EXTRACTED DATA ▸

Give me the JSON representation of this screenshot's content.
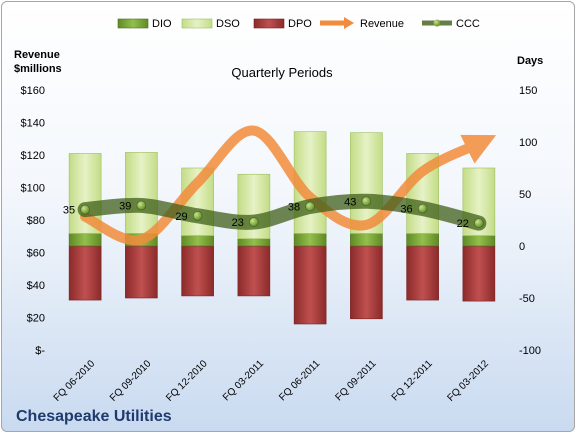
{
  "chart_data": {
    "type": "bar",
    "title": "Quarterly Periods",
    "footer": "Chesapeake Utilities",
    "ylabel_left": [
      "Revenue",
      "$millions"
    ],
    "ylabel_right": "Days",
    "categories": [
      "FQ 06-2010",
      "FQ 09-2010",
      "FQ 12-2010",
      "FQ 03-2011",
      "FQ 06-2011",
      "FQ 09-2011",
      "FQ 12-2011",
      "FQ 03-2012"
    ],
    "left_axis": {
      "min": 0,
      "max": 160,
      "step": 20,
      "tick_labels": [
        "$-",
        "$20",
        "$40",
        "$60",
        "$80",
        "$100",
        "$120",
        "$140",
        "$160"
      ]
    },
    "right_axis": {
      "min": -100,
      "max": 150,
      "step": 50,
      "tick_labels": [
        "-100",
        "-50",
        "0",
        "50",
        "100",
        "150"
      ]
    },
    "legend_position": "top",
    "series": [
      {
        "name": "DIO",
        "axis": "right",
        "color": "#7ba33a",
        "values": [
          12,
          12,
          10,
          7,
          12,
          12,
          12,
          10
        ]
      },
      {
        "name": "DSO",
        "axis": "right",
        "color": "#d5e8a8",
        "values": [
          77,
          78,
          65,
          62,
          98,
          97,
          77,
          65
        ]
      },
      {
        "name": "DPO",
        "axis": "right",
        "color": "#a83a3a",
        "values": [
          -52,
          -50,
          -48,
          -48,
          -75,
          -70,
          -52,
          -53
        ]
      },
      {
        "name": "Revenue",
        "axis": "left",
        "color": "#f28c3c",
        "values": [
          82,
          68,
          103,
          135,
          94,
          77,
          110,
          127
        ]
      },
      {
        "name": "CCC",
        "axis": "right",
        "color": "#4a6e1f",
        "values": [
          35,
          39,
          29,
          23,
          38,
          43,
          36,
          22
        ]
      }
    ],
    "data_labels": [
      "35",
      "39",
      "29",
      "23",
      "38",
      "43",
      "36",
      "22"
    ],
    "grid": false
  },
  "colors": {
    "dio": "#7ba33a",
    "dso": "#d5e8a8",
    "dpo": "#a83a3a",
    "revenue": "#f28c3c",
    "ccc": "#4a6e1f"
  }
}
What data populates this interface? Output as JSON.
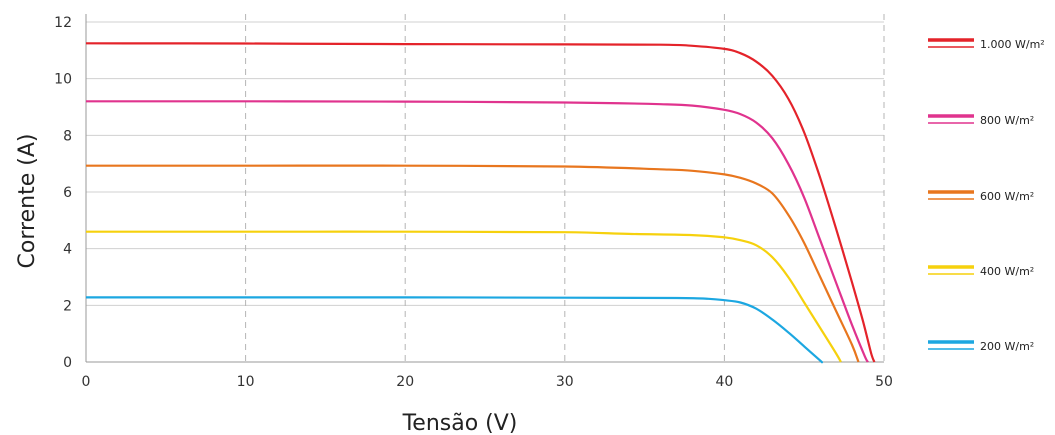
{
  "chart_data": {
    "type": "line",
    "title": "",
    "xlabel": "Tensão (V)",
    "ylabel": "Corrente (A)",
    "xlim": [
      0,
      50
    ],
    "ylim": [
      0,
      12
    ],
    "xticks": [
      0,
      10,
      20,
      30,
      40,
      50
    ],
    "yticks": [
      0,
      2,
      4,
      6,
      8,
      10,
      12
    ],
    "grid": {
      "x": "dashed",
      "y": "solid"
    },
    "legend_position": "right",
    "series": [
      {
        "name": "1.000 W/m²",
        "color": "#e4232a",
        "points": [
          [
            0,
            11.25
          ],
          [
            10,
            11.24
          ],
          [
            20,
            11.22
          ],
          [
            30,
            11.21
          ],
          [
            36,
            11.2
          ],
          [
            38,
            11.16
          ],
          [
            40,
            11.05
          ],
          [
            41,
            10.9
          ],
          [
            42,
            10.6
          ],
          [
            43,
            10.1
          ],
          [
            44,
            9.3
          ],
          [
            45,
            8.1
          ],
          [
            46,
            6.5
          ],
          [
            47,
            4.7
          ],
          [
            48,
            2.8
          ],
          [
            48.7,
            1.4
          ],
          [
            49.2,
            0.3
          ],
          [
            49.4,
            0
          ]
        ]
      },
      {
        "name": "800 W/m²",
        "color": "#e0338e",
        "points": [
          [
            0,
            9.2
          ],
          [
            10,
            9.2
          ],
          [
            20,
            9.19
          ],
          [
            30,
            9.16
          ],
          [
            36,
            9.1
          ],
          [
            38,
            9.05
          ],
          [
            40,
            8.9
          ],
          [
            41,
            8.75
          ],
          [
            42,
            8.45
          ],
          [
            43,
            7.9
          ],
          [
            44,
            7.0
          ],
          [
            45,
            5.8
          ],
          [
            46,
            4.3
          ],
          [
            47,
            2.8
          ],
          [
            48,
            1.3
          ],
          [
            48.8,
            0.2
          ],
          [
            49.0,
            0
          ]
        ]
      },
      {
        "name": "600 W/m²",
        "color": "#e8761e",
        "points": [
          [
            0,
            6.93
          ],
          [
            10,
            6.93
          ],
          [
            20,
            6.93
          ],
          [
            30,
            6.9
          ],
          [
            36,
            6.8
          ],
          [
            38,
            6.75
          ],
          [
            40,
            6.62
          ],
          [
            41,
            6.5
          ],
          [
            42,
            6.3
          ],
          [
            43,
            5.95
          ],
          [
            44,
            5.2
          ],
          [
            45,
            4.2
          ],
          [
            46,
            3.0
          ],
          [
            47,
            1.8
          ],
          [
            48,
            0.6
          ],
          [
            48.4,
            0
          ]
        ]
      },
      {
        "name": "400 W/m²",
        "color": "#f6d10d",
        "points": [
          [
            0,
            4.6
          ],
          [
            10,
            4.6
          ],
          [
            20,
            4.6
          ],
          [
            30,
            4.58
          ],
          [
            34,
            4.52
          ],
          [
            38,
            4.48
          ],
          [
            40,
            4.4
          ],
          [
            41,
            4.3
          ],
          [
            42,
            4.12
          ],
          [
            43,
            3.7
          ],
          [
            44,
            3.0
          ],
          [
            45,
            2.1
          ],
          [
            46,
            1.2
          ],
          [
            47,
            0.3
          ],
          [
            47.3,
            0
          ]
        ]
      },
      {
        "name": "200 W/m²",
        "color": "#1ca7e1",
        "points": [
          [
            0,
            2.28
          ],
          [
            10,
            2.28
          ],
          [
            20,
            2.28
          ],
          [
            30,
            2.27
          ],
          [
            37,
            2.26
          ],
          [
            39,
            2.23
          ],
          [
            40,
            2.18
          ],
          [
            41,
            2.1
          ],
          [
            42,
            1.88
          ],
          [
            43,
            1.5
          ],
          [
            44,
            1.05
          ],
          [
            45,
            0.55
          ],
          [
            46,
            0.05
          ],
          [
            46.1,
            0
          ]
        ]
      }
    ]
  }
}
==
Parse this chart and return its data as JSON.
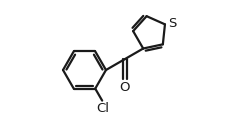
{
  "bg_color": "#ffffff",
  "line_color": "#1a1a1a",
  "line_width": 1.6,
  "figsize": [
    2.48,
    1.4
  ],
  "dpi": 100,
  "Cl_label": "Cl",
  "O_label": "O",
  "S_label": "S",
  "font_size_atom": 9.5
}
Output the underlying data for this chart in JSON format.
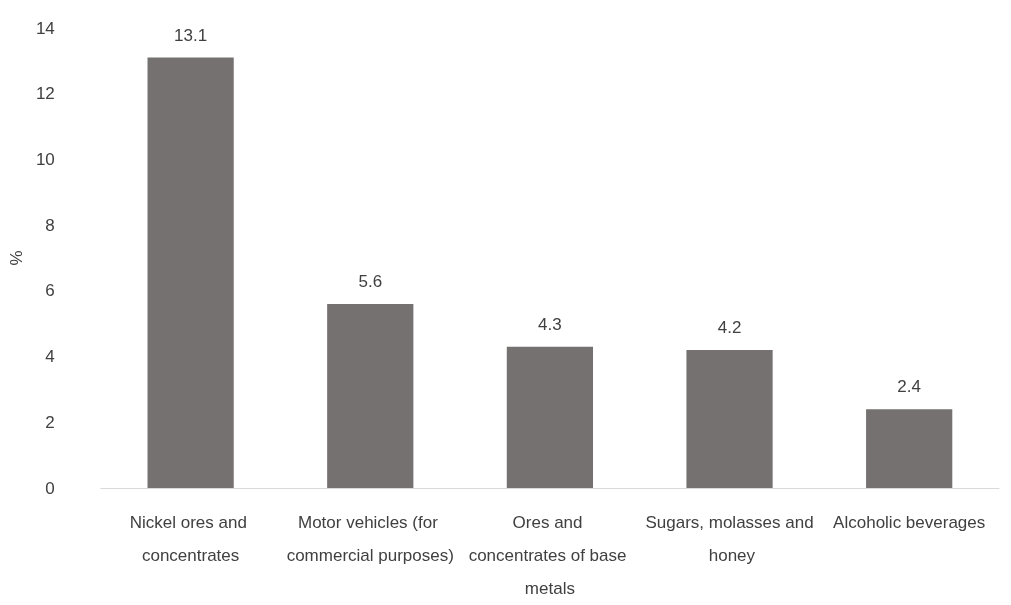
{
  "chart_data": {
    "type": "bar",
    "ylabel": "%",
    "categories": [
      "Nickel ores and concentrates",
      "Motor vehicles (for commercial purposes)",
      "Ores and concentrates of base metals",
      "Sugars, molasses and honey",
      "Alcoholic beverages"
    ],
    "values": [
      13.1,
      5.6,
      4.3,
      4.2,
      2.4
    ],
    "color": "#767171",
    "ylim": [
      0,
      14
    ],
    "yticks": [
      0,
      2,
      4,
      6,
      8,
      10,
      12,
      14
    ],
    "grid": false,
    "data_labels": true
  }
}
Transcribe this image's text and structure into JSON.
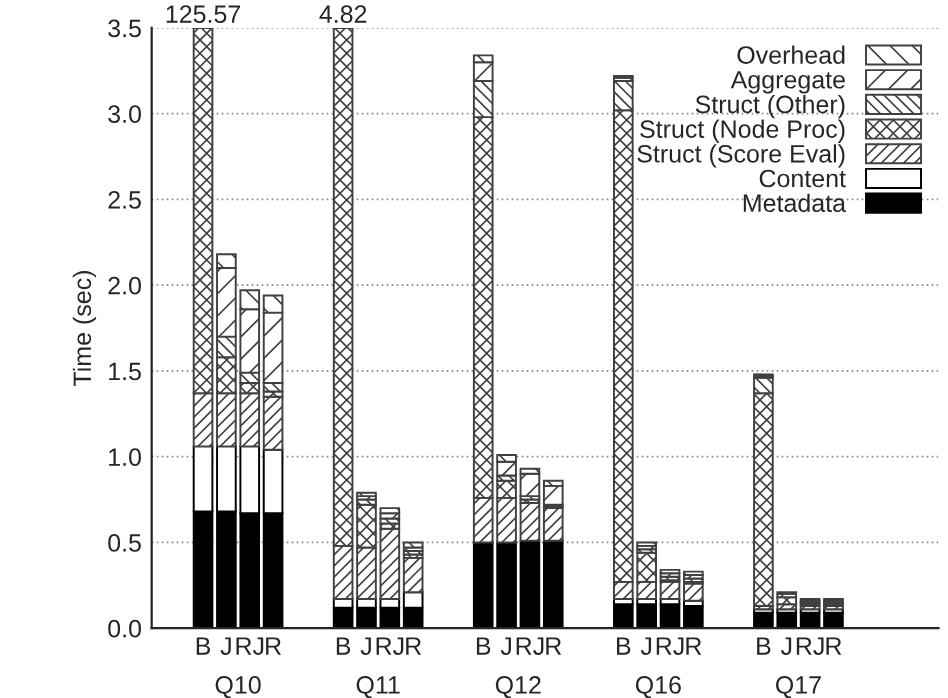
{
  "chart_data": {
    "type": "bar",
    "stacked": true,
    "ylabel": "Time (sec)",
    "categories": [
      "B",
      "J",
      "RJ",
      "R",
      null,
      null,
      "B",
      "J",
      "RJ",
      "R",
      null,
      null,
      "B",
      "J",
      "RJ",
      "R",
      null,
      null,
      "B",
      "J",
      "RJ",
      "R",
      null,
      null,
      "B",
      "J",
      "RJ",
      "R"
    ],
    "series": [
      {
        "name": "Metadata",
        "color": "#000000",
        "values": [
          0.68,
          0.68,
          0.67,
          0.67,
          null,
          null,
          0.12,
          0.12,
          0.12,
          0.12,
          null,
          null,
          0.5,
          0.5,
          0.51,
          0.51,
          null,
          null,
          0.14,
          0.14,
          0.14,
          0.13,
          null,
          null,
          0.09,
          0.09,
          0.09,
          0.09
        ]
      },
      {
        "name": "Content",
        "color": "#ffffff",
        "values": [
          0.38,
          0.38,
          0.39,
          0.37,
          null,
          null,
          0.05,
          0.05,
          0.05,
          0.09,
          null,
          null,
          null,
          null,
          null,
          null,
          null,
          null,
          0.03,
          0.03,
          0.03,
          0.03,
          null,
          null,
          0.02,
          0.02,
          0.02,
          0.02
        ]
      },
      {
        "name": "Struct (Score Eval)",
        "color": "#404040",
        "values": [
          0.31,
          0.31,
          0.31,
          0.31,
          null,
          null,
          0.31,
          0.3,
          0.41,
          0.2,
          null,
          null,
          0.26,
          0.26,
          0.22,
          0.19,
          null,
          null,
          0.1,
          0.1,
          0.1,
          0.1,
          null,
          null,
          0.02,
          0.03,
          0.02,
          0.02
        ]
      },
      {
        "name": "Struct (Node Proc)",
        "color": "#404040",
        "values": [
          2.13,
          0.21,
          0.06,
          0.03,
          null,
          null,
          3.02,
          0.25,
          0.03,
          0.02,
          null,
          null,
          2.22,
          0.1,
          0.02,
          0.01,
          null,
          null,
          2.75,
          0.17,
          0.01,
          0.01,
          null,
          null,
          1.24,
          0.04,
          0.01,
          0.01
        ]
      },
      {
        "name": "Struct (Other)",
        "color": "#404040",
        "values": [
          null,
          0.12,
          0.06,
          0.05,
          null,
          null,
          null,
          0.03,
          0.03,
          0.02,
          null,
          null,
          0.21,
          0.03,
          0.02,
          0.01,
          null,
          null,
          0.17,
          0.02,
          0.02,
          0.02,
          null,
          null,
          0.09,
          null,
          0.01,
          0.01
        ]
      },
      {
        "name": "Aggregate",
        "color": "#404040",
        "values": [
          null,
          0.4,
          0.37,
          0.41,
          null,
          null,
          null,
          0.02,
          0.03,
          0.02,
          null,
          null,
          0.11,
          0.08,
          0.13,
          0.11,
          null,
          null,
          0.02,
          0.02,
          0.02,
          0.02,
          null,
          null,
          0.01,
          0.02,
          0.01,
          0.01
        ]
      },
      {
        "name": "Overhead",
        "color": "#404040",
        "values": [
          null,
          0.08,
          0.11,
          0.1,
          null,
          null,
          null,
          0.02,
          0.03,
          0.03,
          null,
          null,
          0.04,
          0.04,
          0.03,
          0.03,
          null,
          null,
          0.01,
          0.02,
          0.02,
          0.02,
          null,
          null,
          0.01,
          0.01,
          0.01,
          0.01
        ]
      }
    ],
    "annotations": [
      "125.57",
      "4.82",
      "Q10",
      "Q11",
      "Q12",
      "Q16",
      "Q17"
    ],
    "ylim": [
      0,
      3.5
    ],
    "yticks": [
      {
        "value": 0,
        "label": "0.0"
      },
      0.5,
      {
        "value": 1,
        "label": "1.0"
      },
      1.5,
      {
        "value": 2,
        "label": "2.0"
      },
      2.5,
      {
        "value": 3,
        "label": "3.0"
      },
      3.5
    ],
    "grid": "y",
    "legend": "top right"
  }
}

TASK TO COMPLETE ▸
Lines that hold the word "concentrates" are the ones to return, every one of them.

TASK RESULT ▸
      "Nickel ores and concentrates",
      "Ores and concentrates of base metals",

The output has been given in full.